_What is expected_. Copy out the records in full, word for word, without pictures.

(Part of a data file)
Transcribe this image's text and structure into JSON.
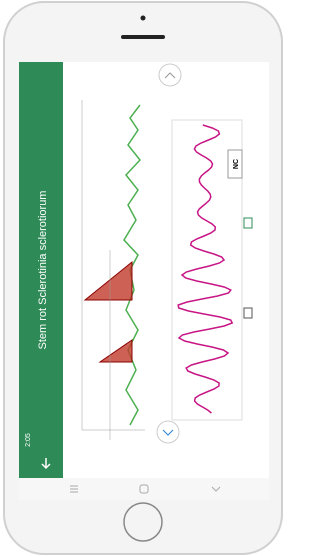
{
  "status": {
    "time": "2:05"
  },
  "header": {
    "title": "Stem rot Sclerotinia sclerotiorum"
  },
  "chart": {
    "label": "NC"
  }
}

_Result_.
Transcribe this image's text and structure into JSON.
{
  "status": {
    "time": "2:05"
  },
  "header": {
    "title": "Stem rot Sclerotinia sclerotiorum"
  },
  "chart": {
    "label": "NC"
  }
}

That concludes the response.